*ACTIVITY*
Repeat the listing that follows, character for character, minus the pictures.

+++ INPUT

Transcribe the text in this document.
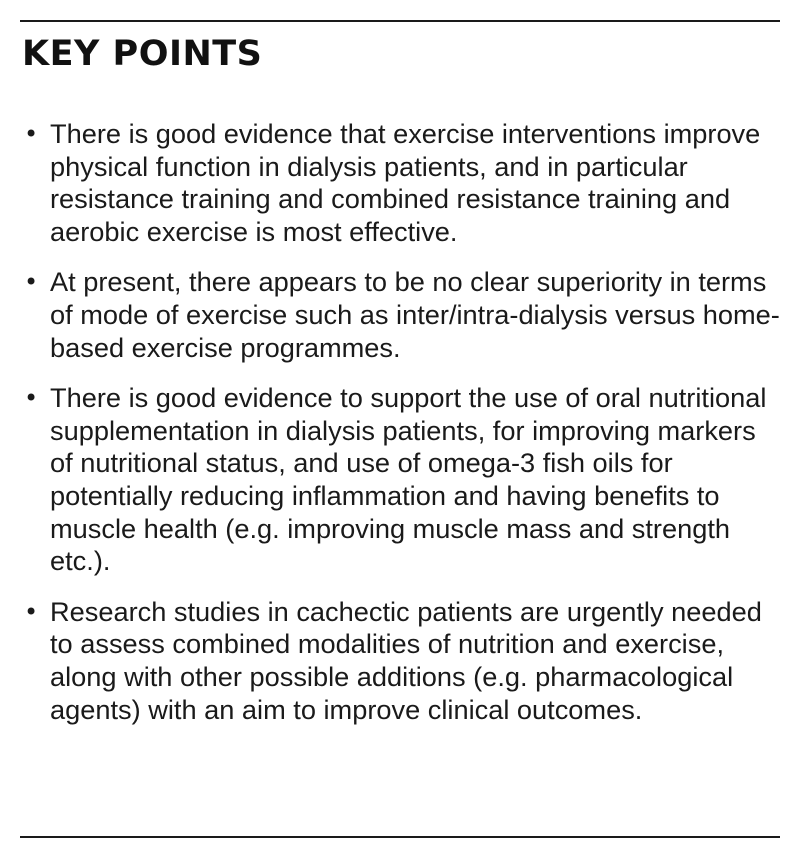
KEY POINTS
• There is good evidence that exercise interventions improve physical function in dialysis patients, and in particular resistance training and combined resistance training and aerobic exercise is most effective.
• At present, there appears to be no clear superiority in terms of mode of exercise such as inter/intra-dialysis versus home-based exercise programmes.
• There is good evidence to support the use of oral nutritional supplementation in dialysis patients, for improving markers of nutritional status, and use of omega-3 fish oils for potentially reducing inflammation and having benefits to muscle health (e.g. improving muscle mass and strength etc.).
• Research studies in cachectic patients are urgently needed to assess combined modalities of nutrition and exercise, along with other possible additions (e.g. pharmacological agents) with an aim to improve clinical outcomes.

++++++

*TASK SOLUTION*
Transcribe the text in this document.
KEY POINTS
• There is good evidence that exercise interventions improve physical function in dialysis patients, and in particular resistance training and combined resistance training and aerobic exercise is most effective.
• At present, there appears to be no clear superiority in terms of mode of exercise such as inter/intra-dialysis versus home-based exercise programmes.
• There is good evidence to support the use of oral nutritional supplementation in dialysis patients, for improving markers of nutritional status, and use of omega-3 fish oils for potentially reducing inflammation and having benefits to muscle health (e.g. improving muscle mass and strength etc.).
• Research studies in cachectic patients are urgently needed to assess combined modalities of nutrition and exercise, along with other possible additions (e.g. pharmacological agents) with an aim to improve clinical outcomes.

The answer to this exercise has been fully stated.